__Job__: Give back the whole listing exactly as shown.

__Extracted entries__:

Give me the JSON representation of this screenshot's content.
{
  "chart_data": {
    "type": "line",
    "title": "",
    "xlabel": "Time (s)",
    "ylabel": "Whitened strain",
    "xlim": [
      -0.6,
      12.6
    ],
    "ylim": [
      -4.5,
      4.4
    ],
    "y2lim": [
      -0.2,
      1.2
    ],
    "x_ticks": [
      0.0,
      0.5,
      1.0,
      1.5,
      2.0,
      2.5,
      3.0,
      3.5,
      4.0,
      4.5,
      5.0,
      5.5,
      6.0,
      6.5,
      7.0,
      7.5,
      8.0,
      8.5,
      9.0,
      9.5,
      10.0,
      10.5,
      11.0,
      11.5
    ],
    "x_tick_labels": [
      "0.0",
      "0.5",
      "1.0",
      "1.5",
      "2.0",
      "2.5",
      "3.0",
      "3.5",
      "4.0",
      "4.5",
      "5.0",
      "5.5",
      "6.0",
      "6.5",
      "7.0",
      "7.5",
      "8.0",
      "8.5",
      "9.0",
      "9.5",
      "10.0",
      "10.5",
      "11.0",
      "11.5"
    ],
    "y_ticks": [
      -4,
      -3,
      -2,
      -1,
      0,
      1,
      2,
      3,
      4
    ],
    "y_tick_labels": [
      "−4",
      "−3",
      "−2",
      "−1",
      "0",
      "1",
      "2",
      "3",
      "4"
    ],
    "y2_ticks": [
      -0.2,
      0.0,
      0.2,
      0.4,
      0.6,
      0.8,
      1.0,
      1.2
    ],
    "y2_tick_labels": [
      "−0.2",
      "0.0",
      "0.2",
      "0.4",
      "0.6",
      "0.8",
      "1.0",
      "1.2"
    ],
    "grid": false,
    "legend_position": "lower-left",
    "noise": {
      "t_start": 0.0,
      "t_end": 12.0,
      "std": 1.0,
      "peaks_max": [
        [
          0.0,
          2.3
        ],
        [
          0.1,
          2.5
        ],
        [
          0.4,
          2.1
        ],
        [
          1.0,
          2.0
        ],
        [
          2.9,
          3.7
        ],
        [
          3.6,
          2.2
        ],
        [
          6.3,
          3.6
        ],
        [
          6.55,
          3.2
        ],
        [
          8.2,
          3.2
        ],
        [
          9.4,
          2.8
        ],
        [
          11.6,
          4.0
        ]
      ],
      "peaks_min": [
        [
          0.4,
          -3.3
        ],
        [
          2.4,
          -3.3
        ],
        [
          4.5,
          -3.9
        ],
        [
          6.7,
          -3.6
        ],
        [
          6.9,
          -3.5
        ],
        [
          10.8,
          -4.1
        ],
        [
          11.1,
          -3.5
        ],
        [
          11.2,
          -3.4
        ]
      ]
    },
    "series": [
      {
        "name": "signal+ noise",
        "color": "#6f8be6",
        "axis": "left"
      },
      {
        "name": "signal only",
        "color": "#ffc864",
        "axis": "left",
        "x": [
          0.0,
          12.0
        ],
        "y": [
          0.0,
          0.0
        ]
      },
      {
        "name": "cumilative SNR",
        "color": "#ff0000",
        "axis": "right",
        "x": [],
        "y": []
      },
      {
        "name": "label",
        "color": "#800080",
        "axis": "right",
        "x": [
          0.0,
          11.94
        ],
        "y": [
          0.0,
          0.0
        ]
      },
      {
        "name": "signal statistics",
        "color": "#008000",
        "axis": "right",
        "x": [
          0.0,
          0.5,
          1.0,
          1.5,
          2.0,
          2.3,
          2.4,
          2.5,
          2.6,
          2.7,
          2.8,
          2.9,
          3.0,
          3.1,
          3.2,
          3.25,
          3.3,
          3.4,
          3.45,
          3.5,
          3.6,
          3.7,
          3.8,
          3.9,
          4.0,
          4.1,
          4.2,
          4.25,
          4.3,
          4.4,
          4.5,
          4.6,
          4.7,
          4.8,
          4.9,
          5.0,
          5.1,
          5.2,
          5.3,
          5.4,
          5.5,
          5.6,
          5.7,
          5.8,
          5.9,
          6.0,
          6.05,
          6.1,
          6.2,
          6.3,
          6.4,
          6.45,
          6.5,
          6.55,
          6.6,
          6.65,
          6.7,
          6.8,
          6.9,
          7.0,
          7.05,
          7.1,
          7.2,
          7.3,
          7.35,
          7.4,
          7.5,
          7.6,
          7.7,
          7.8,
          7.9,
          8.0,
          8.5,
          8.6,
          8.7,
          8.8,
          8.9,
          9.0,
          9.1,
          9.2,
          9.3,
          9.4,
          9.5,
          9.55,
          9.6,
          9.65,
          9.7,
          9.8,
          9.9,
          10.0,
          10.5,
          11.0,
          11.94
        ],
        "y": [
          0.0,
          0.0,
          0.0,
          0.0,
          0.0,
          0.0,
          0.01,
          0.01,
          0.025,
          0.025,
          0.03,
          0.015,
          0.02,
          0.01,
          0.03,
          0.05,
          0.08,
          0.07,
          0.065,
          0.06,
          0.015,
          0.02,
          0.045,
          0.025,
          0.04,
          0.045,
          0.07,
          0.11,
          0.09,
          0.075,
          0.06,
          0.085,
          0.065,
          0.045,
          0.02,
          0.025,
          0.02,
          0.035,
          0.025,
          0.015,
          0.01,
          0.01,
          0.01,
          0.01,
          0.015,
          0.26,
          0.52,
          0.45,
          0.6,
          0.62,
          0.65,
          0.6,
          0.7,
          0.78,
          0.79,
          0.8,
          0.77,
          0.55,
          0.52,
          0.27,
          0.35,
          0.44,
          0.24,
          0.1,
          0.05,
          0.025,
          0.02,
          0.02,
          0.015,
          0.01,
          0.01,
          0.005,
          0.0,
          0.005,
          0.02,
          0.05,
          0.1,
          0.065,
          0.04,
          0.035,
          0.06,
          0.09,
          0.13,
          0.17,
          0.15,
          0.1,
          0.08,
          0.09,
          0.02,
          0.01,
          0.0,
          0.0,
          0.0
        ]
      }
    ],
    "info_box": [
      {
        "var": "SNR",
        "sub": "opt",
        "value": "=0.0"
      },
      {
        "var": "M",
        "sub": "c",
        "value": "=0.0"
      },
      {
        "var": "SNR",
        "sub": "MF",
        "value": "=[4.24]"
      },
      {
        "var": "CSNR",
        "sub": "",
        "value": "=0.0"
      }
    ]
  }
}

__Final result__:
Give me the JSON representation of this screenshot's content.
{
  "chart_data": {
    "type": "line",
    "title": "",
    "xlabel": "Time (s)",
    "ylabel": "Whitened strain",
    "xlim": [
      -0.6,
      12.6
    ],
    "ylim": [
      -4.5,
      4.4
    ],
    "y2lim": [
      -0.2,
      1.2
    ],
    "x_ticks": [
      0.0,
      0.5,
      1.0,
      1.5,
      2.0,
      2.5,
      3.0,
      3.5,
      4.0,
      4.5,
      5.0,
      5.5,
      6.0,
      6.5,
      7.0,
      7.5,
      8.0,
      8.5,
      9.0,
      9.5,
      10.0,
      10.5,
      11.0,
      11.5
    ],
    "x_tick_labels": [
      "0.0",
      "0.5",
      "1.0",
      "1.5",
      "2.0",
      "2.5",
      "3.0",
      "3.5",
      "4.0",
      "4.5",
      "5.0",
      "5.5",
      "6.0",
      "6.5",
      "7.0",
      "7.5",
      "8.0",
      "8.5",
      "9.0",
      "9.5",
      "10.0",
      "10.5",
      "11.0",
      "11.5"
    ],
    "y_ticks": [
      -4,
      -3,
      -2,
      -1,
      0,
      1,
      2,
      3,
      4
    ],
    "y_tick_labels": [
      "−4",
      "−3",
      "−2",
      "−1",
      "0",
      "1",
      "2",
      "3",
      "4"
    ],
    "y2_ticks": [
      -0.2,
      0.0,
      0.2,
      0.4,
      0.6,
      0.8,
      1.0,
      1.2
    ],
    "y2_tick_labels": [
      "−0.2",
      "0.0",
      "0.2",
      "0.4",
      "0.6",
      "0.8",
      "1.0",
      "1.2"
    ],
    "grid": false,
    "legend_position": "lower-left",
    "noise": {
      "t_start": 0.0,
      "t_end": 12.0,
      "std": 1.0,
      "peaks_max": [
        [
          0.0,
          2.3
        ],
        [
          0.1,
          2.5
        ],
        [
          0.4,
          2.1
        ],
        [
          1.0,
          2.0
        ],
        [
          2.9,
          3.7
        ],
        [
          3.6,
          2.2
        ],
        [
          6.3,
          3.6
        ],
        [
          6.55,
          3.2
        ],
        [
          8.2,
          3.2
        ],
        [
          9.4,
          2.8
        ],
        [
          11.6,
          4.0
        ]
      ],
      "peaks_min": [
        [
          0.4,
          -3.3
        ],
        [
          2.4,
          -3.3
        ],
        [
          4.5,
          -3.9
        ],
        [
          6.7,
          -3.6
        ],
        [
          6.9,
          -3.5
        ],
        [
          10.8,
          -4.1
        ],
        [
          11.1,
          -3.5
        ],
        [
          11.2,
          -3.4
        ]
      ]
    },
    "series": [
      {
        "name": "signal+ noise",
        "color": "#6f8be6",
        "axis": "left"
      },
      {
        "name": "signal only",
        "color": "#ffc864",
        "axis": "left",
        "x": [
          0.0,
          12.0
        ],
        "y": [
          0.0,
          0.0
        ]
      },
      {
        "name": "cumilative SNR",
        "color": "#ff0000",
        "axis": "right",
        "x": [],
        "y": []
      },
      {
        "name": "label",
        "color": "#800080",
        "axis": "right",
        "x": [
          0.0,
          11.94
        ],
        "y": [
          0.0,
          0.0
        ]
      },
      {
        "name": "signal statistics",
        "color": "#008000",
        "axis": "right",
        "x": [
          0.0,
          0.5,
          1.0,
          1.5,
          2.0,
          2.3,
          2.4,
          2.5,
          2.6,
          2.7,
          2.8,
          2.9,
          3.0,
          3.1,
          3.2,
          3.25,
          3.3,
          3.4,
          3.45,
          3.5,
          3.6,
          3.7,
          3.8,
          3.9,
          4.0,
          4.1,
          4.2,
          4.25,
          4.3,
          4.4,
          4.5,
          4.6,
          4.7,
          4.8,
          4.9,
          5.0,
          5.1,
          5.2,
          5.3,
          5.4,
          5.5,
          5.6,
          5.7,
          5.8,
          5.9,
          6.0,
          6.05,
          6.1,
          6.2,
          6.3,
          6.4,
          6.45,
          6.5,
          6.55,
          6.6,
          6.65,
          6.7,
          6.8,
          6.9,
          7.0,
          7.05,
          7.1,
          7.2,
          7.3,
          7.35,
          7.4,
          7.5,
          7.6,
          7.7,
          7.8,
          7.9,
          8.0,
          8.5,
          8.6,
          8.7,
          8.8,
          8.9,
          9.0,
          9.1,
          9.2,
          9.3,
          9.4,
          9.5,
          9.55,
          9.6,
          9.65,
          9.7,
          9.8,
          9.9,
          10.0,
          10.5,
          11.0,
          11.94
        ],
        "y": [
          0.0,
          0.0,
          0.0,
          0.0,
          0.0,
          0.0,
          0.01,
          0.01,
          0.025,
          0.025,
          0.03,
          0.015,
          0.02,
          0.01,
          0.03,
          0.05,
          0.08,
          0.07,
          0.065,
          0.06,
          0.015,
          0.02,
          0.045,
          0.025,
          0.04,
          0.045,
          0.07,
          0.11,
          0.09,
          0.075,
          0.06,
          0.085,
          0.065,
          0.045,
          0.02,
          0.025,
          0.02,
          0.035,
          0.025,
          0.015,
          0.01,
          0.01,
          0.01,
          0.01,
          0.015,
          0.26,
          0.52,
          0.45,
          0.6,
          0.62,
          0.65,
          0.6,
          0.7,
          0.78,
          0.79,
          0.8,
          0.77,
          0.55,
          0.52,
          0.27,
          0.35,
          0.44,
          0.24,
          0.1,
          0.05,
          0.025,
          0.02,
          0.02,
          0.015,
          0.01,
          0.01,
          0.005,
          0.0,
          0.005,
          0.02,
          0.05,
          0.1,
          0.065,
          0.04,
          0.035,
          0.06,
          0.09,
          0.13,
          0.17,
          0.15,
          0.1,
          0.08,
          0.09,
          0.02,
          0.01,
          0.0,
          0.0,
          0.0
        ]
      }
    ],
    "info_box": [
      {
        "var": "SNR",
        "sub": "opt",
        "value": "=0.0"
      },
      {
        "var": "M",
        "sub": "c",
        "value": "=0.0"
      },
      {
        "var": "SNR",
        "sub": "MF",
        "value": "=[4.24]"
      },
      {
        "var": "CSNR",
        "sub": "",
        "value": "=0.0"
      }
    ]
  }
}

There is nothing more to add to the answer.